YOUR GOAL:
State the number of lines that include the string "прибыли", and write nothing else.

INFORMATION SUPPLIED:
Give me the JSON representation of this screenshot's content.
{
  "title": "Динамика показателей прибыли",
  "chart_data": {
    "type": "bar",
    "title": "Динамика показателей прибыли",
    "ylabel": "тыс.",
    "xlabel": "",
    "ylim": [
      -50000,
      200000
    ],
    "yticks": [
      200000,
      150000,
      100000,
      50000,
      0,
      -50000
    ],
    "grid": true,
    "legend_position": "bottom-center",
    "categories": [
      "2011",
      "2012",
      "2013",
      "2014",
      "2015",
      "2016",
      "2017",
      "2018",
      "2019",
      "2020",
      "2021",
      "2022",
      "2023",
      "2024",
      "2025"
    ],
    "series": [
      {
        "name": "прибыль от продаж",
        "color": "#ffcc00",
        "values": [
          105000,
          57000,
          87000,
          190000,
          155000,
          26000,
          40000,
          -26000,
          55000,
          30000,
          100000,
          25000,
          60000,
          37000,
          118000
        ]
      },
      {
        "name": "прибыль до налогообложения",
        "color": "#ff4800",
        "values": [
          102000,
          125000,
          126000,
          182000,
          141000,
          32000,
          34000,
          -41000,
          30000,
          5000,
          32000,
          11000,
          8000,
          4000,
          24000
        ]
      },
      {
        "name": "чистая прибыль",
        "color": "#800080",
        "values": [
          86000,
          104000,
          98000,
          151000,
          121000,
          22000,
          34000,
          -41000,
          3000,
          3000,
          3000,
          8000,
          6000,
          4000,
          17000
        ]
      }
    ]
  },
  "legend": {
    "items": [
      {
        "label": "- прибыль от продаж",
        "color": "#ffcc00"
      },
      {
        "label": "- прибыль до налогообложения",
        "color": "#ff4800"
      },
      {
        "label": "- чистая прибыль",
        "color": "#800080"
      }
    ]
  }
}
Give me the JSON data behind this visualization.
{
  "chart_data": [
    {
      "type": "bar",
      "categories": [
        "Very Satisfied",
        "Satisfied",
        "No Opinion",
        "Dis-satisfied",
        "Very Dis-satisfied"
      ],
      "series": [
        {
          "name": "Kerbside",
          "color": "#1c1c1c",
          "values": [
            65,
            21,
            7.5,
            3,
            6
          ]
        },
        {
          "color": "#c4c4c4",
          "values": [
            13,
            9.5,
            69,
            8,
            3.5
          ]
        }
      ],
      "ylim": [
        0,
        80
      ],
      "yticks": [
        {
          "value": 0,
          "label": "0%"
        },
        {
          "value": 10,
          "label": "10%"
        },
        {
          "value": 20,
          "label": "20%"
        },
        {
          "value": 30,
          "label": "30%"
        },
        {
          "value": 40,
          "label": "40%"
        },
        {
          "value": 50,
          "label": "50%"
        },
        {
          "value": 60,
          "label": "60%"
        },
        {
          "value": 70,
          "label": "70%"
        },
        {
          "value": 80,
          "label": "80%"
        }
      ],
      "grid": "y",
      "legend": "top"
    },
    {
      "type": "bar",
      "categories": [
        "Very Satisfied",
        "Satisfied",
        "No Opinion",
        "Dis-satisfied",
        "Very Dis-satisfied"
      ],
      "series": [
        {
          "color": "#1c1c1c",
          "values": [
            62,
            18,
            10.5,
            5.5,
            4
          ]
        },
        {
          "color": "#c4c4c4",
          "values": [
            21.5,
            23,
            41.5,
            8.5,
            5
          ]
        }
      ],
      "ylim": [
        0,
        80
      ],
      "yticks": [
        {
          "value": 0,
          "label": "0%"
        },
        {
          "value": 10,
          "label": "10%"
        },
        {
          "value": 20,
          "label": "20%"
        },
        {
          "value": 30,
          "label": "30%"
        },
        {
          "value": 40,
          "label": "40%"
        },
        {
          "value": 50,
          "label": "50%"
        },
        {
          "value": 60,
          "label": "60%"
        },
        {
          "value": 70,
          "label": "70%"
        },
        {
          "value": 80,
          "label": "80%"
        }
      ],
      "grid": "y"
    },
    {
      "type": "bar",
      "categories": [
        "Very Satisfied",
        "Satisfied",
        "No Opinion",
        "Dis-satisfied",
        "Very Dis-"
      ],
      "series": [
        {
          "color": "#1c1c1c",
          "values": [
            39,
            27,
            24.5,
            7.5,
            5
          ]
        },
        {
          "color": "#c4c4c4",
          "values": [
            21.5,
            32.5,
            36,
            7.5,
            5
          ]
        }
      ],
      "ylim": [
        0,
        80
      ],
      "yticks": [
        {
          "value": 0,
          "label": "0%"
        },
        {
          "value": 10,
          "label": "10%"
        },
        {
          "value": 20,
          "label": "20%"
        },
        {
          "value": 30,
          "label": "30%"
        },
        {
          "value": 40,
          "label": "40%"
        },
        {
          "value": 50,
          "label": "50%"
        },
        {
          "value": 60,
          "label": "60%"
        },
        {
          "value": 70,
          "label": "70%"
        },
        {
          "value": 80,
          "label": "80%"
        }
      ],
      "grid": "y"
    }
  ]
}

RESULT FOR THIS TASK:
2